EXERCISE BRIEF: Each line that holds the word "精品多篇" should be returned.

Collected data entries
· · · ·

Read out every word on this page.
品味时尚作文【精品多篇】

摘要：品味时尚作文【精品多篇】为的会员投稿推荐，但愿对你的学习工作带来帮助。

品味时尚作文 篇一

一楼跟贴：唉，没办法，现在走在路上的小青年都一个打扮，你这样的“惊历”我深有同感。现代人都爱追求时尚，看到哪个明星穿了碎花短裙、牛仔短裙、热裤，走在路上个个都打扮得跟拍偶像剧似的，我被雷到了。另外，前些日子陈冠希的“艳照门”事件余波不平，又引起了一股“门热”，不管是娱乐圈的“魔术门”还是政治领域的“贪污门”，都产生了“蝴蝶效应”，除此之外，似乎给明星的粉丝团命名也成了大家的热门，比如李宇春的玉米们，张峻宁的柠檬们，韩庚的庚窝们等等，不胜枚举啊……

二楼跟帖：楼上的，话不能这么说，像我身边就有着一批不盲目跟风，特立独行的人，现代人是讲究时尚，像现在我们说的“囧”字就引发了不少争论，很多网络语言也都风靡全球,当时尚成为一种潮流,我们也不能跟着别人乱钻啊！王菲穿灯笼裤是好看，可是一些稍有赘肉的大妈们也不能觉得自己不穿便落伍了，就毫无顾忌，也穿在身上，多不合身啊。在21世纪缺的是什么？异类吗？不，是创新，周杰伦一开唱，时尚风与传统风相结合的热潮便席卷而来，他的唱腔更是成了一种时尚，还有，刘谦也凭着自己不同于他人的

· · · ·

EXERCISE RESPONSE:
品味时尚作文【精品多篇】
摘要：品味时尚作文【精品多篇】为的会员投稿推荐，但愿对你的学习工作带来帮助。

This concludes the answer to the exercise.